* Your task:
Copy out the listing that follows, exactly, without its pictures.

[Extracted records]
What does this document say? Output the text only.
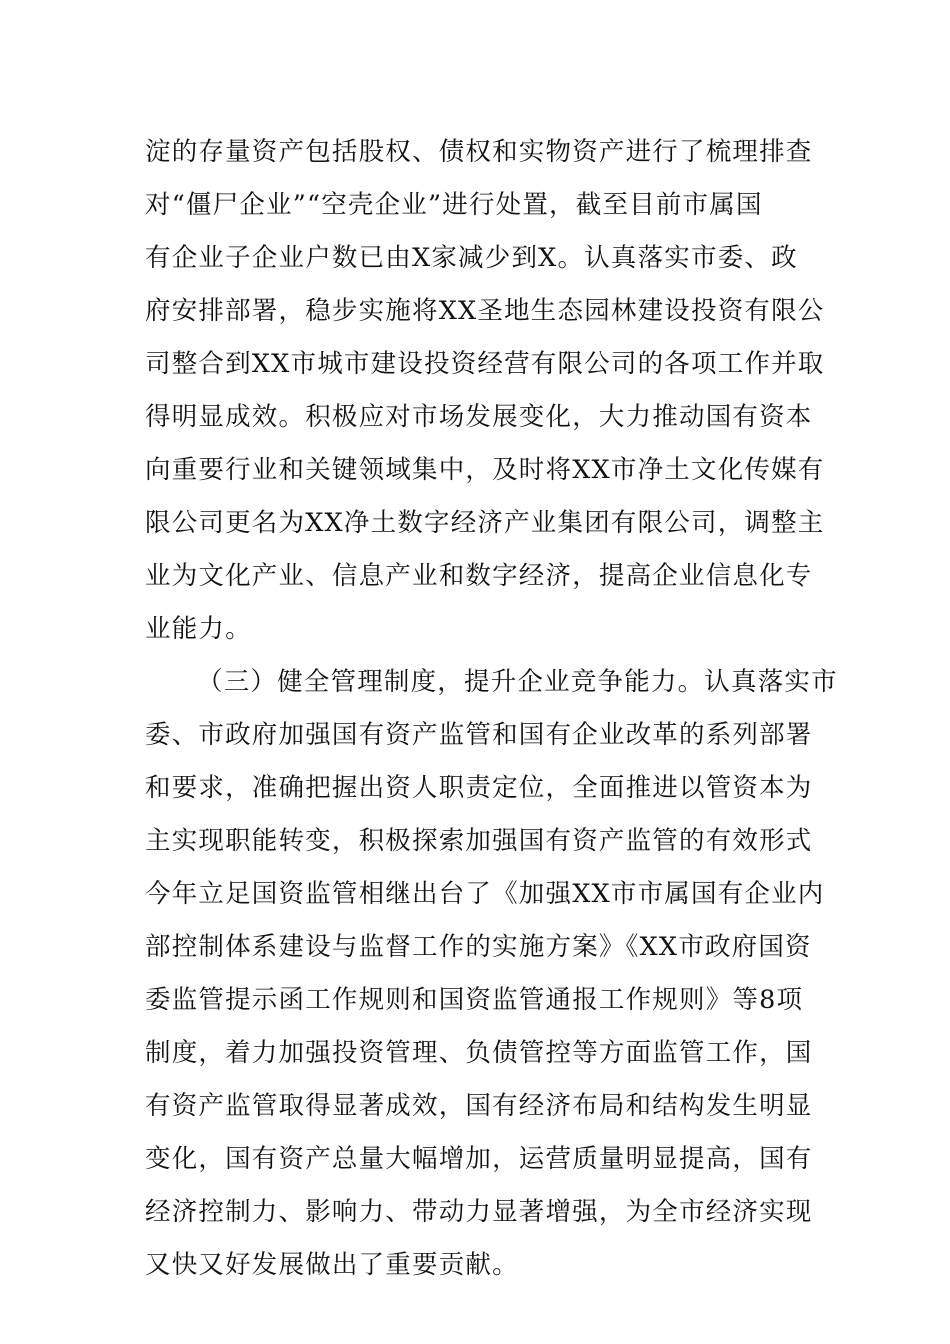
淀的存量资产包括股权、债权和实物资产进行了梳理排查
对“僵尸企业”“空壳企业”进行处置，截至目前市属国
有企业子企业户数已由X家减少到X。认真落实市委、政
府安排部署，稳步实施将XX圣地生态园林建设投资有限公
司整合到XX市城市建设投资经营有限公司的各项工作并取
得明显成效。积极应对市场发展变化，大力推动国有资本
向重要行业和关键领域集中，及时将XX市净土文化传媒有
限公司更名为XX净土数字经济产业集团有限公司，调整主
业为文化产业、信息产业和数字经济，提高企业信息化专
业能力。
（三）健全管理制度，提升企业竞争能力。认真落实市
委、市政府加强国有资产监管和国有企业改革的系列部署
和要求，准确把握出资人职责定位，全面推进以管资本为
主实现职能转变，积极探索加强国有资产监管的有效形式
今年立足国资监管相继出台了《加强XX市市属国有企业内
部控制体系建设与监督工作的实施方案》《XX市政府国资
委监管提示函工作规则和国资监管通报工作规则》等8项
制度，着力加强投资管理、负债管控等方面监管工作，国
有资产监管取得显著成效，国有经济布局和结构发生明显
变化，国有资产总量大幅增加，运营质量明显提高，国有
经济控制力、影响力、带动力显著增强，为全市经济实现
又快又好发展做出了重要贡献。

* Expected answer:
What does this document say? Output the text only.
淀的存量资产包括股权、债权和实物资产进行了梳理排查
对“僵尸企业”“空壳企业”进行处置，截至目前市属国
有企业子企业户数已由X家减少到X。认真落实市委、政
府安排部署，稳步实施将XX圣地生态园林建设投资有限公
司整合到XX市城市建设投资经营有限公司的各项工作并取
得明显成效。积极应对市场发展变化，大力推动国有资本
向重要行业和关键领域集中，及时将XX市净土文化传媒有
限公司更名为XX净土数字经济产业集团有限公司，调整主
业为文化产业、信息产业和数字经济，提高企业信息化专
业能力。
（三）健全管理制度，提升企业竞争能力。认真落实市
委、市政府加强国有资产监管和国有企业改革的系列部署
和要求，准确把握出资人职责定位，全面推进以管资本为
主实现职能转变，积极探索加强国有资产监管的有效形式
今年立足国资监管相继出台了《加强XX市市属国有企业内
部控制体系建设与监督工作的实施方案》《XX市政府国资
委监管提示函工作规则和国资监管通报工作规则》等8项
制度，着力加强投资管理、负债管控等方面监管工作，国
有资产监管取得显著成效，国有经济布局和结构发生明显
变化，国有资产总量大幅增加，运营质量明显提高，国有
经济控制力、影响力、带动力显著增强，为全市经济实现
又快又好发展做出了重要贡献。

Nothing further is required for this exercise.